§ **To do**: Leave out any pictures and transcribe all other data below exactly.

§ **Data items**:
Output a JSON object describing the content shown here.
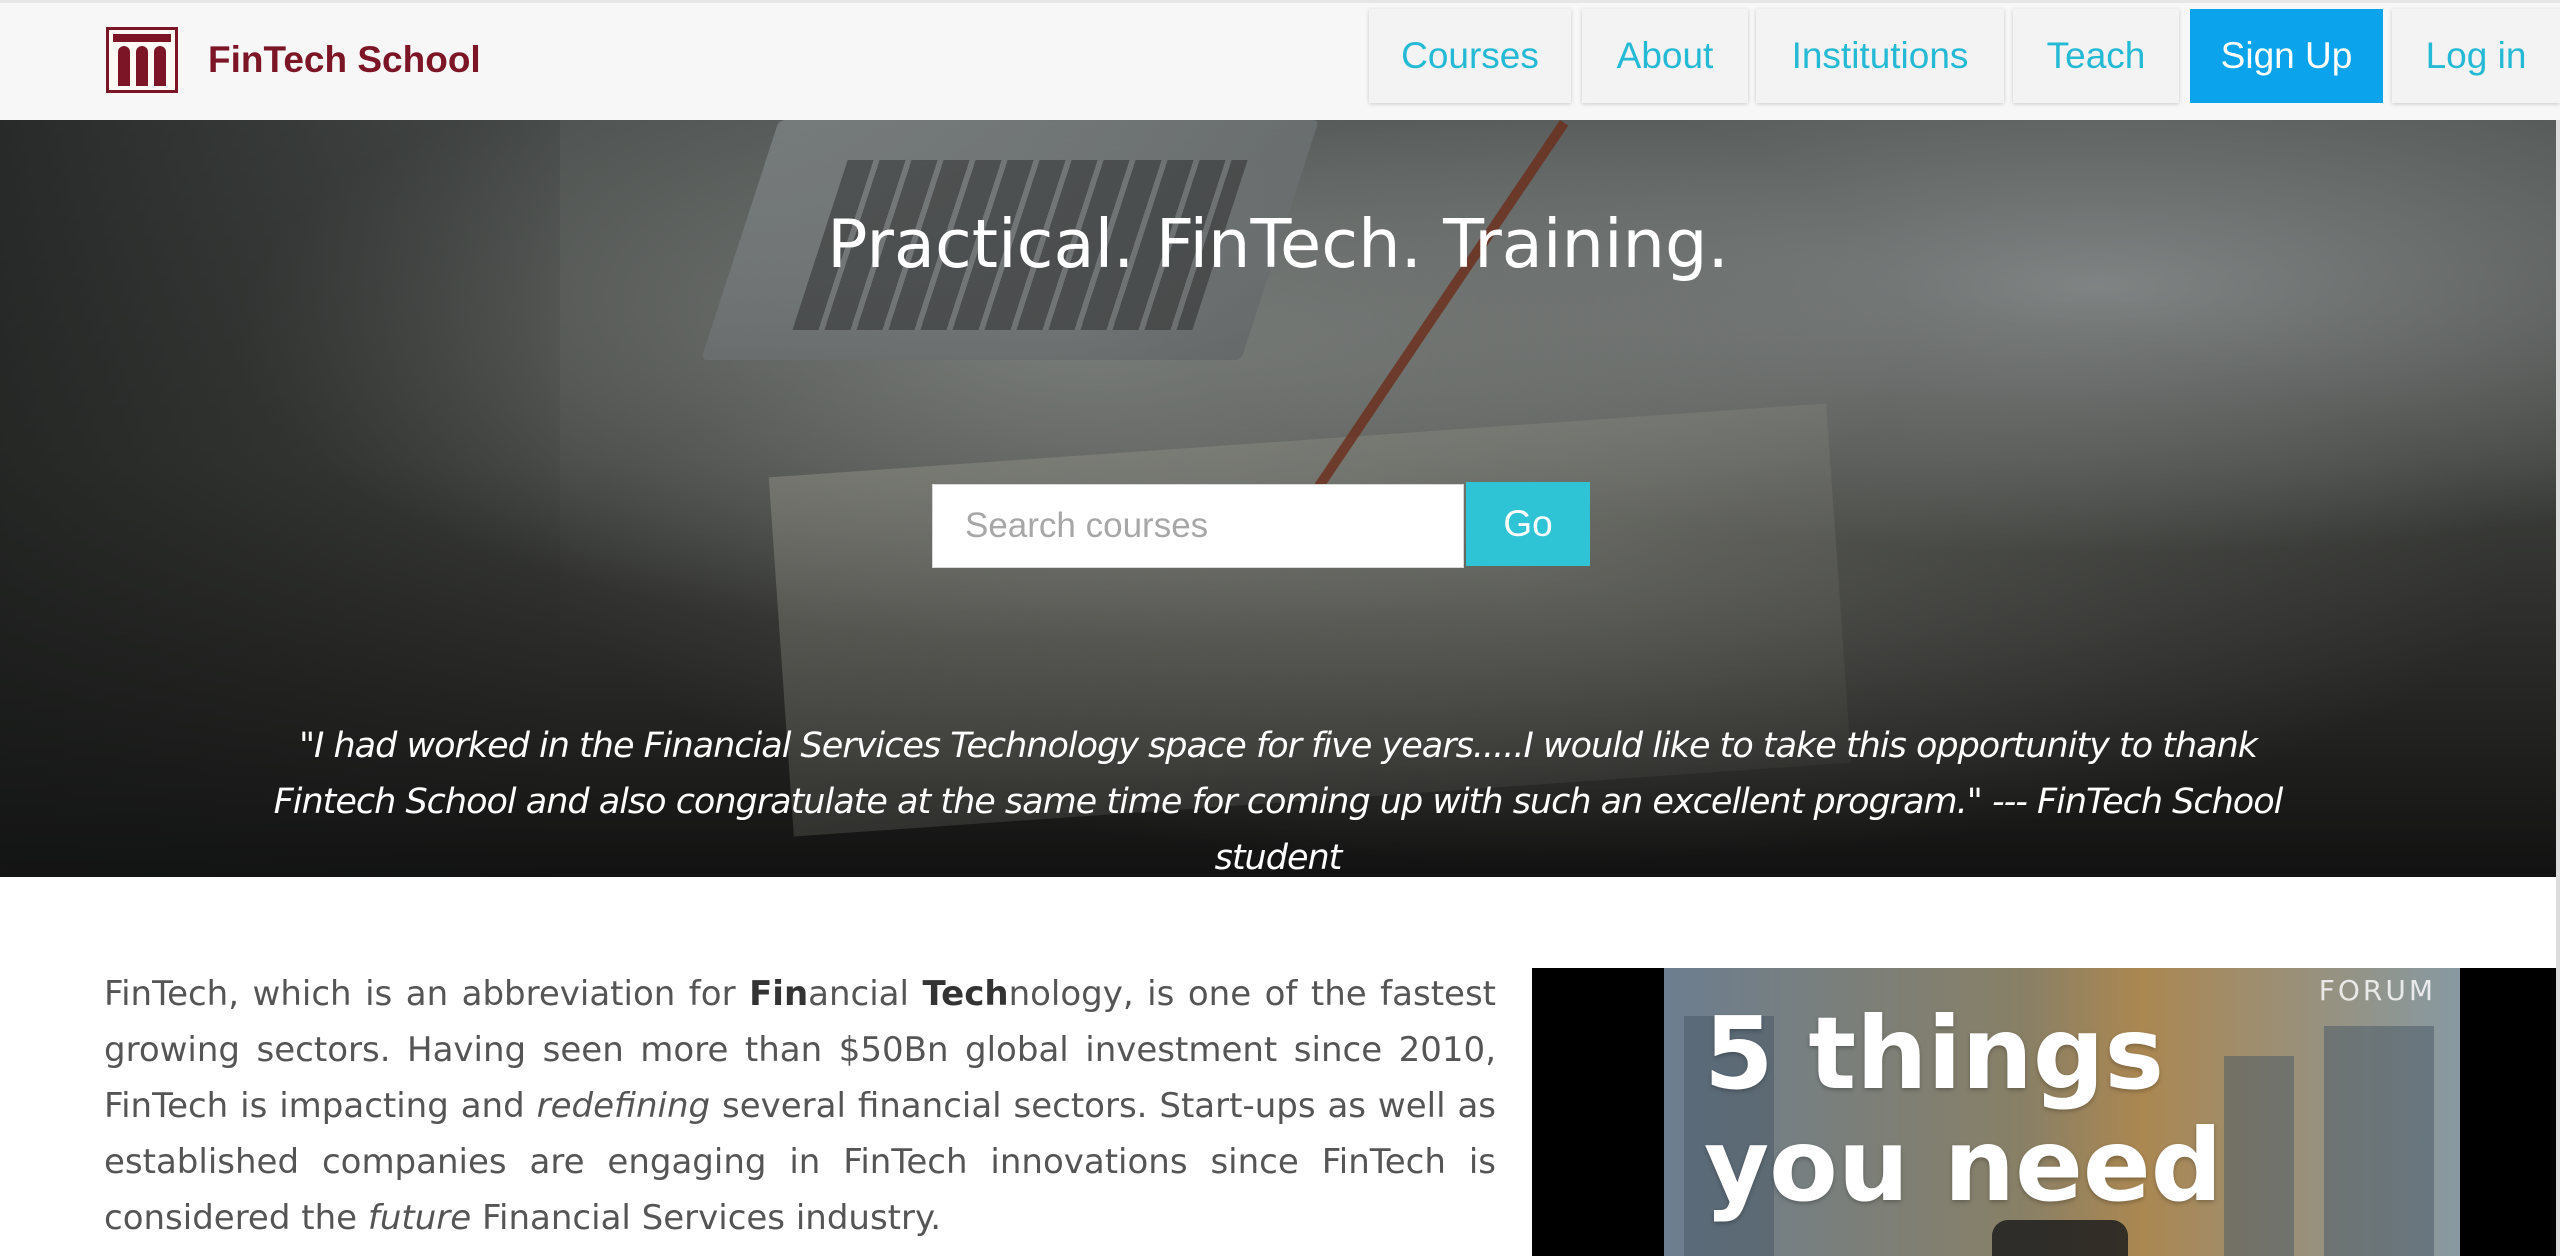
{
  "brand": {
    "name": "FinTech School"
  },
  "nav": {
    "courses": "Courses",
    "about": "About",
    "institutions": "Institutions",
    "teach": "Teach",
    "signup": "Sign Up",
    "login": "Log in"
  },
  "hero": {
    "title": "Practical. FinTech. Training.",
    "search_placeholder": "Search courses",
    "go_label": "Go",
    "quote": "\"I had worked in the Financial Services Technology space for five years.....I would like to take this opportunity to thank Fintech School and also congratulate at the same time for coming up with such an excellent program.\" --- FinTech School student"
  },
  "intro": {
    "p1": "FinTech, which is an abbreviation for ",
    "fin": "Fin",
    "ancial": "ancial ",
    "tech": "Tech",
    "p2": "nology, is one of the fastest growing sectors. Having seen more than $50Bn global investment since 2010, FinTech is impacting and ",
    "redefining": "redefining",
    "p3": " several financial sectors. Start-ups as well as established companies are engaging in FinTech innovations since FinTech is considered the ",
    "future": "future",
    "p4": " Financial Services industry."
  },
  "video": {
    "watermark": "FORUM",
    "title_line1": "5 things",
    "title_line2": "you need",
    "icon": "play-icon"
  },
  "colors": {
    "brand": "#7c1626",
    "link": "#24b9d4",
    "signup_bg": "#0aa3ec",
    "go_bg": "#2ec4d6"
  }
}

§ **Solution to this problem**:
Output a JSON object describing the content shown here.
{
  "brand": {
    "name": "FinTech School"
  },
  "nav": {
    "courses": "Courses",
    "about": "About",
    "institutions": "Institutions",
    "teach": "Teach",
    "signup": "Sign Up",
    "login": "Log in"
  },
  "hero": {
    "title": "Practical. FinTech. Training.",
    "search_placeholder": "Search courses",
    "go_label": "Go",
    "quote": "\"I had worked in the Financial Services Technology space for five years.....I would like to take this opportunity to thank Fintech School and also congratulate at the same time for coming up with such an excellent program.\" --- FinTech School student"
  },
  "intro": {
    "p1": "FinTech, which is an abbreviation for ",
    "fin": "Fin",
    "ancial": "ancial ",
    "tech": "Tech",
    "p2": "nology, is one of the fastest growing sectors. Having seen more than $50Bn global investment since 2010, FinTech is impacting and ",
    "redefining": "redefining",
    "p3": " several financial sectors. Start-ups as well as established companies are engaging in FinTech innovations since FinTech is considered the ",
    "future": "future",
    "p4": " Financial Services industry."
  },
  "video": {
    "watermark": "FORUM",
    "title_line1": "5 things",
    "title_line2": "you need",
    "icon": "play-icon"
  },
  "colors": {
    "brand": "#7c1626",
    "link": "#24b9d4",
    "signup_bg": "#0aa3ec",
    "go_bg": "#2ec4d6"
  }
}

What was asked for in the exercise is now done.